Task requirements
Would you write out the entries below, every one of them, exactly?

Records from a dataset
○ ○ ○ ○ ○ ○ ○

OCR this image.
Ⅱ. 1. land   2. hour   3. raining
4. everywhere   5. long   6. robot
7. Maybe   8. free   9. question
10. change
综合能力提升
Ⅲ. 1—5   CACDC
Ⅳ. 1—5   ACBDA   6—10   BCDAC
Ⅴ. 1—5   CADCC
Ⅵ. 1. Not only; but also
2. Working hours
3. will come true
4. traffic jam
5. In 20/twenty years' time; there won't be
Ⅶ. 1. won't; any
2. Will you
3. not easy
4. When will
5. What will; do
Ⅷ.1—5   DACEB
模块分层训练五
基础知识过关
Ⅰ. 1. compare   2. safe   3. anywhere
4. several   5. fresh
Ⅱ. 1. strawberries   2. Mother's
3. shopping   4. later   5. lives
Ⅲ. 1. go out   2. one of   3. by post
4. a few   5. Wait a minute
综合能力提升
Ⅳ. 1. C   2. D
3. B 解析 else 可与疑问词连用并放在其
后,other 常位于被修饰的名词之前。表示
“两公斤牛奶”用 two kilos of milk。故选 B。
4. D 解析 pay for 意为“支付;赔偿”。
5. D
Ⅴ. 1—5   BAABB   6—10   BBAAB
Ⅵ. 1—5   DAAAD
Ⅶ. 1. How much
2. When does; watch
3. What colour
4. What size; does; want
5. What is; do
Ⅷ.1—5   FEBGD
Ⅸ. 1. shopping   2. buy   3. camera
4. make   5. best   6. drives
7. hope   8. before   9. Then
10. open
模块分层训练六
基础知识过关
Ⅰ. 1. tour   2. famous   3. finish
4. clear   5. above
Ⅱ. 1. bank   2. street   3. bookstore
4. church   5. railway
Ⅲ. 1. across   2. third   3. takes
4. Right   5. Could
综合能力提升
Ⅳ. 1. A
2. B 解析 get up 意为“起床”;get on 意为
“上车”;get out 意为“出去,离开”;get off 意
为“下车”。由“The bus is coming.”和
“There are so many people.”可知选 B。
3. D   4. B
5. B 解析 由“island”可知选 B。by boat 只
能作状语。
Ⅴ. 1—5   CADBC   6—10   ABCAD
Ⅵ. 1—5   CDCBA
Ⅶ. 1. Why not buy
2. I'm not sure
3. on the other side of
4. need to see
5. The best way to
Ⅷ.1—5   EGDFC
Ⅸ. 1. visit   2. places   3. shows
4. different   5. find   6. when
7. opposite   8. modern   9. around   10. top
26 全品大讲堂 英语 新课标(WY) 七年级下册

○ ○ ○ ○ ○ ○ ○

Final answer
OCR this image.
Ⅱ. 1. land   2. hour   3. raining
4. everywhere   5. long   6. robot
7. Maybe   8. free   9. question
10. change
综合能力提升
Ⅲ. 1—5   CACDC
Ⅳ. 1—5   ACBDA   6—10   BCDAC
Ⅴ. 1—5   CADCC
Ⅵ. 1. Not only; but also
2. Working hours
3. will come true
4. traffic jam
5. In 20/twenty years' time; there won't be
Ⅶ. 1. won't; any
2. Will you
3. not easy
4. When will
5. What will; do
Ⅷ.1—5   DACEB
模块分层训练五
基础知识过关
Ⅰ. 1. compare   2. safe   3. anywhere
4. several   5. fresh
Ⅱ. 1. strawberries   2. Mother's
3. shopping   4. later   5. lives
Ⅲ. 1. go out   2. one of   3. by post
4. a few   5. Wait a minute
综合能力提升
Ⅳ. 1. C   2. D
3. B 解析 else 可与疑问词连用并放在其
后,other 常位于被修饰的名词之前。表示
“两公斤牛奶”用 two kilos of milk。故选 B。
4. D 解析 pay for 意为“支付;赔偿”。
5. D
Ⅴ. 1—5   BAABB   6—10   BBAAB
Ⅵ. 1—5   DAAAD
Ⅶ. 1. How much
2. When does; watch
3. What colour
4. What size; does; want
5. What is; do
Ⅷ.1—5   FEBGD
Ⅸ. 1. shopping   2. buy   3. camera
4. make   5. best   6. drives
7. hope   8. before   9. Then
10. open
模块分层训练六
基础知识过关
Ⅰ. 1. tour   2. famous   3. finish
4. clear   5. above
Ⅱ. 1. bank   2. street   3. bookstore
4. church   5. railway
Ⅲ. 1. across   2. third   3. takes
4. Right   5. Could
综合能力提升
Ⅳ. 1. A
2. B 解析 get up 意为“起床”;get on 意为
“上车”;get out 意为“出去,离开”;get off 意
为“下车”。由“The bus is coming.”和
“There are so many people.”可知选 B。
3. D   4. B
5. B 解析 由“island”可知选 B。by boat 只
能作状语。
Ⅴ. 1—5   CADBC   6—10   ABCAD
Ⅵ. 1—5   CDCBA
Ⅶ. 1. Why not buy
2. I'm not sure
3. on the other side of
4. need to see
5. The best way to
Ⅷ.1—5   EGDFC
Ⅸ. 1. visit   2. places   3. shows
4. different   5. find   6. when
7. opposite   8. modern   9. around   10. top
26 全品大讲堂 英语 新课标(WY) 七年级下册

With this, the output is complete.